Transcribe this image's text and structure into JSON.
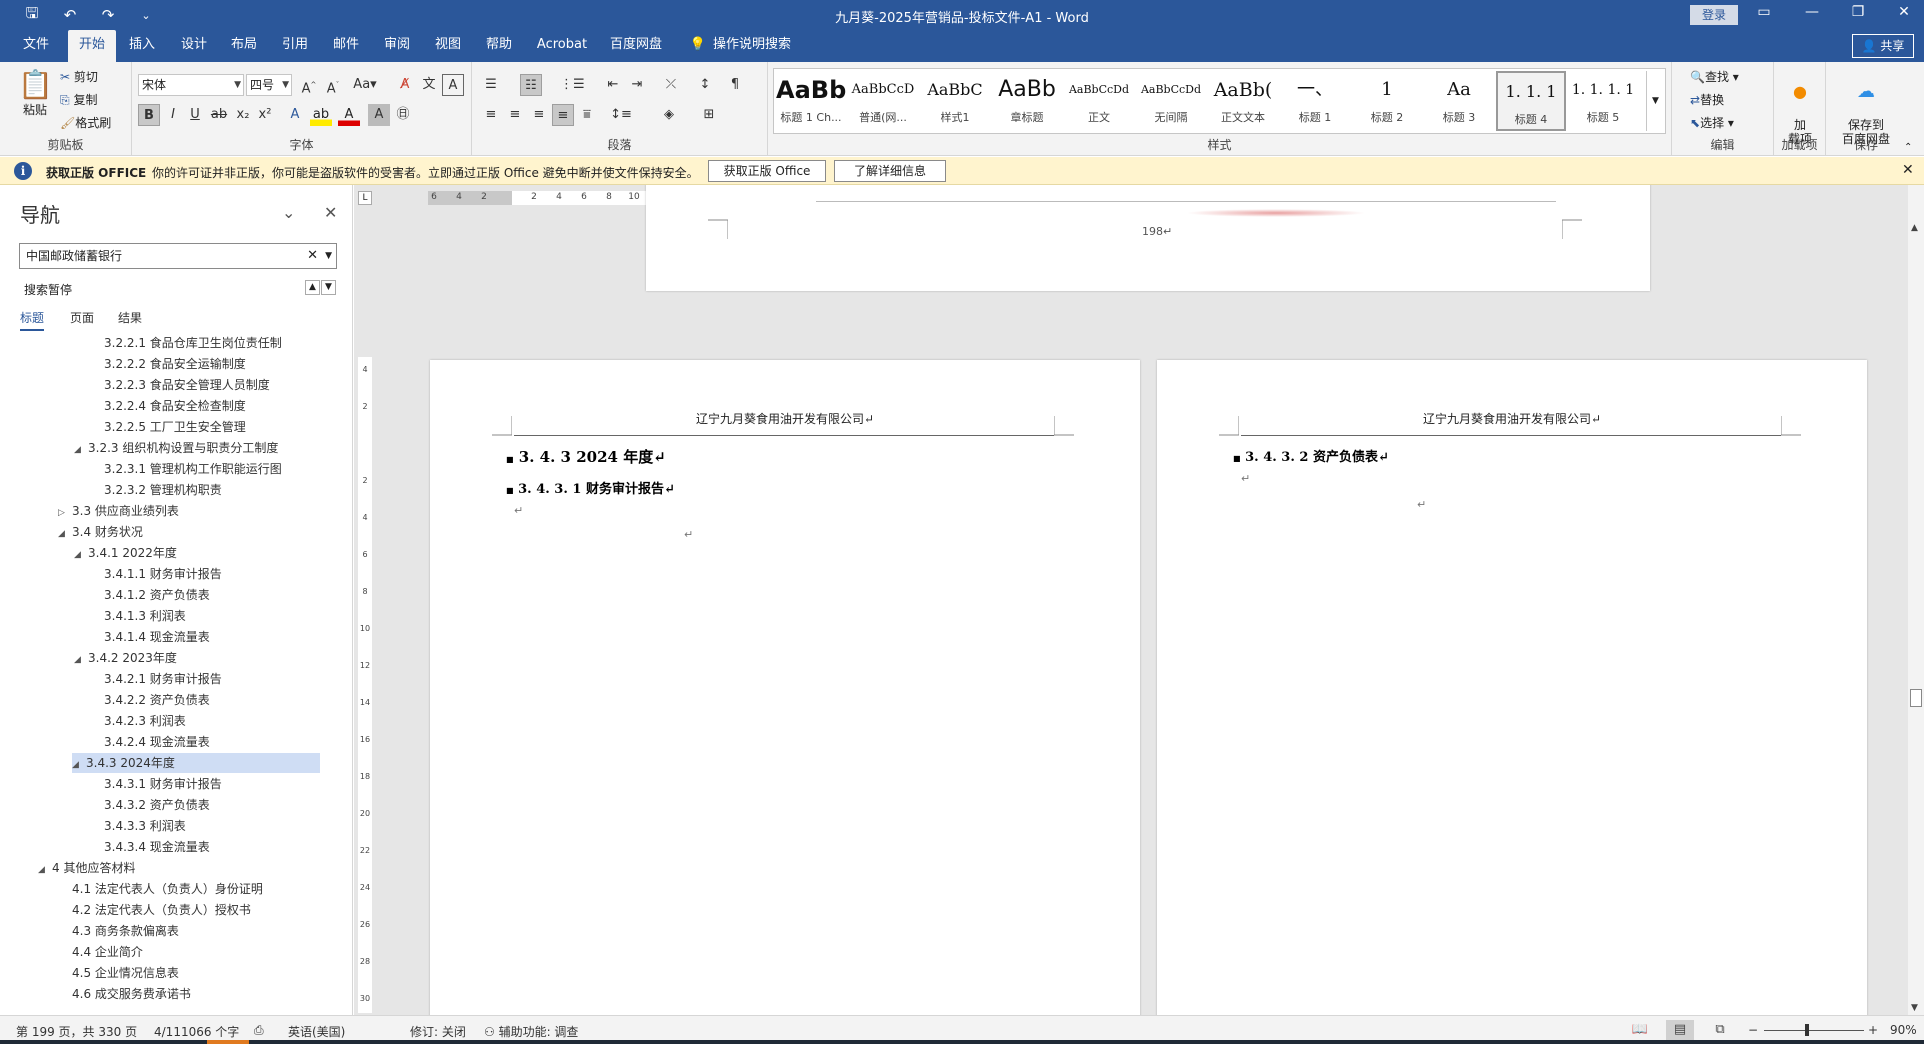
{
  "window": {
    "title": "九月葵-2025年营销品-投标文件-A1  -  Word",
    "login": "登录",
    "qat": [
      "save-icon",
      "undo-icon",
      "redo-icon",
      "customize-icon"
    ]
  },
  "tabs": [
    "文件",
    "开始",
    "插入",
    "设计",
    "布局",
    "引用",
    "邮件",
    "审阅",
    "视图",
    "帮助",
    "Acrobat",
    "百度网盘",
    "操作说明搜索"
  ],
  "active_tab": "开始",
  "share": "共享",
  "ribbon": {
    "clipboard": {
      "paste": "粘贴",
      "cut": "剪切",
      "copy": "复制",
      "format_painter": "格式刷",
      "label": "剪贴板"
    },
    "font": {
      "name": "宋体",
      "size": "四号",
      "label": "字体"
    },
    "paragraph": {
      "label": "段落"
    },
    "styles": {
      "label": "样式",
      "items": [
        {
          "preview": "AaBb",
          "name": "标题 1 Ch..."
        },
        {
          "preview": "AaBbCcD",
          "name": "普通(网..."
        },
        {
          "preview": "AaBbC",
          "name": "样式1"
        },
        {
          "preview": "AaBb",
          "name": "章标题"
        },
        {
          "preview": "AaBbCcDd",
          "name": "正文"
        },
        {
          "preview": "AaBbCcDd",
          "name": "无间隔"
        },
        {
          "preview": "AaBb(",
          "name": "正文文本"
        },
        {
          "preview": "一、",
          "name": "标题 1"
        },
        {
          "preview": "1",
          "name": "标题 2"
        },
        {
          "preview": "Aa",
          "name": "标题 3"
        },
        {
          "preview": "1. 1. 1",
          "name": "标题 4"
        },
        {
          "preview": "1. 1. 1. 1",
          "name": "标题 5"
        }
      ],
      "selected_index": 10
    },
    "editing": {
      "find": "查找",
      "replace": "替换",
      "select": "选择",
      "label": "编辑"
    },
    "addins": {
      "btn": "加\n载项",
      "label": "加载项"
    },
    "save": {
      "btn": "保存到\n百度网盘",
      "label": "保存"
    }
  },
  "warning": {
    "title": "获取正版 OFFICE",
    "message": "你的许可证并非正版，你可能是盗版软件的受害者。立即通过正版 Office 避免中断并使文件保持安全。",
    "btn1": "获取正版 Office",
    "btn2": "了解详细信息"
  },
  "nav": {
    "title": "导航",
    "search_value": "中国邮政储蓄银行",
    "status": "搜索暂停",
    "tabs": [
      "标题",
      "页面",
      "结果"
    ],
    "items": [
      {
        "text": "3.2.2.1 食品仓库卫生岗位责任制",
        "level": 3,
        "tw": ""
      },
      {
        "text": "3.2.2.2 食品安全运输制度",
        "level": 3,
        "tw": ""
      },
      {
        "text": "3.2.2.3 食品安全管理人员制度",
        "level": 3,
        "tw": ""
      },
      {
        "text": "3.2.2.4 食品安全检查制度",
        "level": 3,
        "tw": ""
      },
      {
        "text": "3.2.2.5 工厂卫生安全管理",
        "level": 3,
        "tw": ""
      },
      {
        "text": "3.2.3 组织机构设置与职责分工制度",
        "level": 2,
        "tw": "◢"
      },
      {
        "text": "3.2.3.1 管理机构工作职能运行图",
        "level": 3,
        "tw": ""
      },
      {
        "text": "3.2.3.2 管理机构职责",
        "level": 3,
        "tw": ""
      },
      {
        "text": "3.3 供应商业绩列表",
        "level": 1,
        "tw": "▷"
      },
      {
        "text": "3.4 财务状况",
        "level": 1,
        "tw": "◢"
      },
      {
        "text": "3.4.1 2022年度",
        "level": 2,
        "tw": "◢"
      },
      {
        "text": "3.4.1.1 财务审计报告",
        "level": 3,
        "tw": ""
      },
      {
        "text": "3.4.1.2 资产负债表",
        "level": 3,
        "tw": ""
      },
      {
        "text": "3.4.1.3 利润表",
        "level": 3,
        "tw": ""
      },
      {
        "text": "3.4.1.4 现金流量表",
        "level": 3,
        "tw": ""
      },
      {
        "text": "3.4.2 2023年度",
        "level": 2,
        "tw": "◢"
      },
      {
        "text": "3.4.2.1 财务审计报告",
        "level": 3,
        "tw": ""
      },
      {
        "text": "3.4.2.2 资产负债表",
        "level": 3,
        "tw": ""
      },
      {
        "text": "3.4.2.3 利润表",
        "level": 3,
        "tw": ""
      },
      {
        "text": "3.4.2.4 现金流量表",
        "level": 3,
        "tw": ""
      },
      {
        "text": "3.4.3 2024年度",
        "level": 2,
        "tw": "◢",
        "selected": true
      },
      {
        "text": "3.4.3.1 财务审计报告",
        "level": 3,
        "tw": ""
      },
      {
        "text": "3.4.3.2 资产负债表",
        "level": 3,
        "tw": ""
      },
      {
        "text": "3.4.3.3 利润表",
        "level": 3,
        "tw": ""
      },
      {
        "text": "3.4.3.4 现金流量表",
        "level": 3,
        "tw": ""
      },
      {
        "text": "4 其他应答材料",
        "level": 0,
        "tw": "◢"
      },
      {
        "text": "4.1 法定代表人（负责人）身份证明",
        "level": 1,
        "tw": ""
      },
      {
        "text": "4.2 法定代表人（负责人）授权书",
        "level": 1,
        "tw": ""
      },
      {
        "text": "4.3 商务条款偏离表",
        "level": 1,
        "tw": ""
      },
      {
        "text": "4.4 企业简介",
        "level": 1,
        "tw": ""
      },
      {
        "text": "4.5 企业情况信息表",
        "level": 1,
        "tw": ""
      },
      {
        "text": "4.6 成交服务费承诺书",
        "level": 1,
        "tw": ""
      }
    ]
  },
  "document": {
    "page_number": "198↵",
    "left_page": {
      "header": "辽宁九月葵食用油开发有限公司↵",
      "h1": "3. 4. 3 2024 年度↵",
      "h2": "3. 4. 3. 1 财务审计报告↵"
    },
    "right_page": {
      "header": "辽宁九月葵食用油开发有限公司↵",
      "h2": "3. 4. 3. 2 资产负债表↵"
    },
    "para_mark": "↵"
  },
  "statusbar": {
    "page": "第 199 页，共 330 页",
    "words": "4/111066 个字",
    "lang": "英语(美国)",
    "track": "修订: 关闭",
    "accessibility": "辅助功能: 调查",
    "zoom": "90%"
  }
}
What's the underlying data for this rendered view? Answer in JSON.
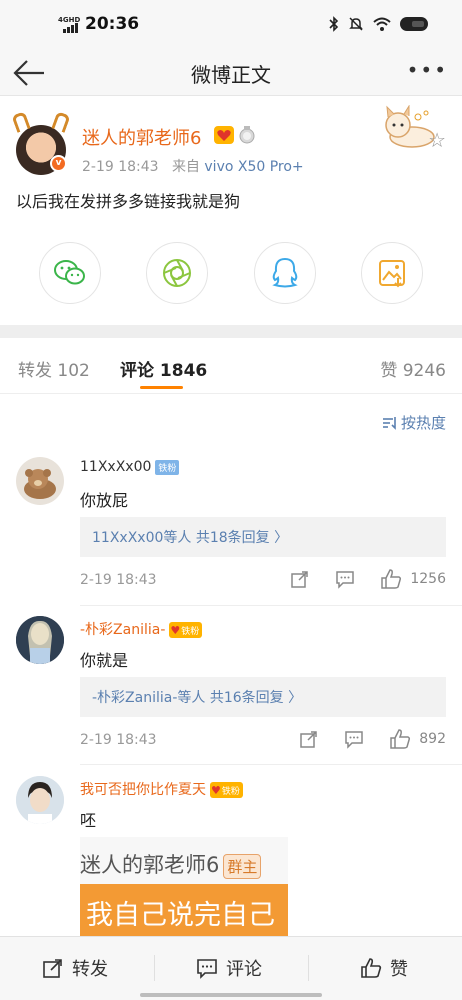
{
  "status": {
    "net_label": "4GHD",
    "time": "20:36"
  },
  "nav": {
    "title": "微博正文",
    "more": "•••"
  },
  "post": {
    "author": "迷人的郭老师6",
    "date": "2-19 18:43",
    "from_label": "来自",
    "device": "vivo X50 Pro+",
    "verified_mark": "v",
    "text": "以后我在发拼多多链接我就是狗",
    "share_icons": [
      "wechat-icon",
      "moments-icon",
      "qq-icon",
      "save-image-icon"
    ]
  },
  "tabs": [
    {
      "label": "转发",
      "count": "102"
    },
    {
      "label": "评论",
      "count": "1846"
    },
    {
      "label": "赞",
      "count": "9246"
    }
  ],
  "sort": {
    "label": "按热度"
  },
  "comments": [
    {
      "name": "11XxXx00",
      "badge": "铁粉",
      "text": "你放屁",
      "replies_name": "11XxXx00等人",
      "replies_count": "共18条回复 〉",
      "date": "2-19 18:43",
      "likes": "1256"
    },
    {
      "name": "-朴彩Zanilia-",
      "badge": "铁粉",
      "text": "你就是",
      "replies_name": "-朴彩Zanilia-等人",
      "replies_count": "共16条回复 〉",
      "date": "2-19 18:43",
      "likes": "892"
    },
    {
      "name": "我可否把你比作夏天",
      "badge": "铁粉",
      "text": "呸",
      "image_line1": "迷人的郭老师6",
      "image_tag": "群主",
      "image_line2": "我自己说完自己"
    }
  ],
  "bottom": {
    "repost": "转发",
    "comment": "评论",
    "like": "赞"
  },
  "colors": {
    "accent": "#ff8200",
    "name_orange": "#e8681b",
    "link_blue": "#5b80b0"
  }
}
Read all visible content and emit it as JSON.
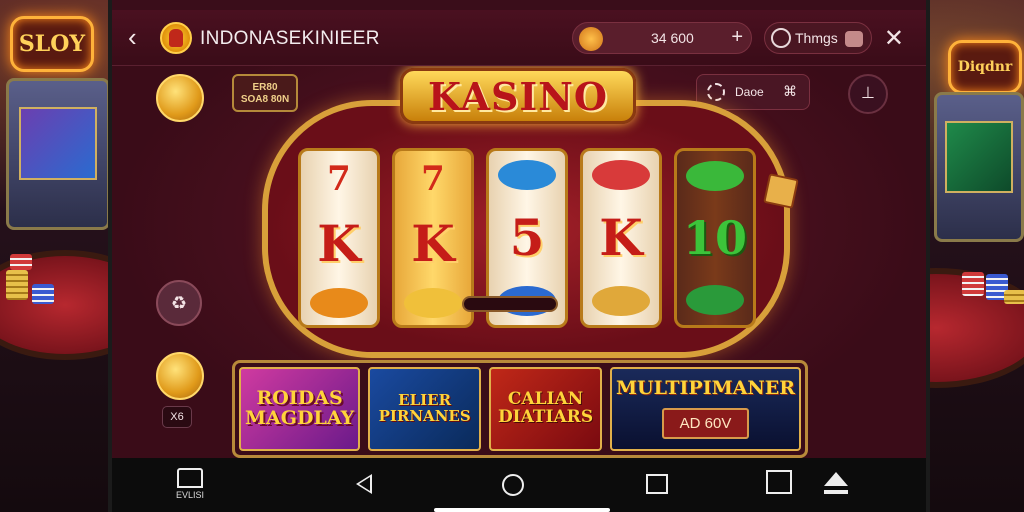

=-=-=

* _Stated task_
Scan the material for lines with the word "资产负债表", and copy each line you find.

* _Reply_
        "text": "3.4.1.2 资产负债表",
        "text": "3.4.2.2 资产负债表",
        "text": "3.4.3.2 资产负债表",
      "h2": "3. 4. 3. 2 资产负债表↵"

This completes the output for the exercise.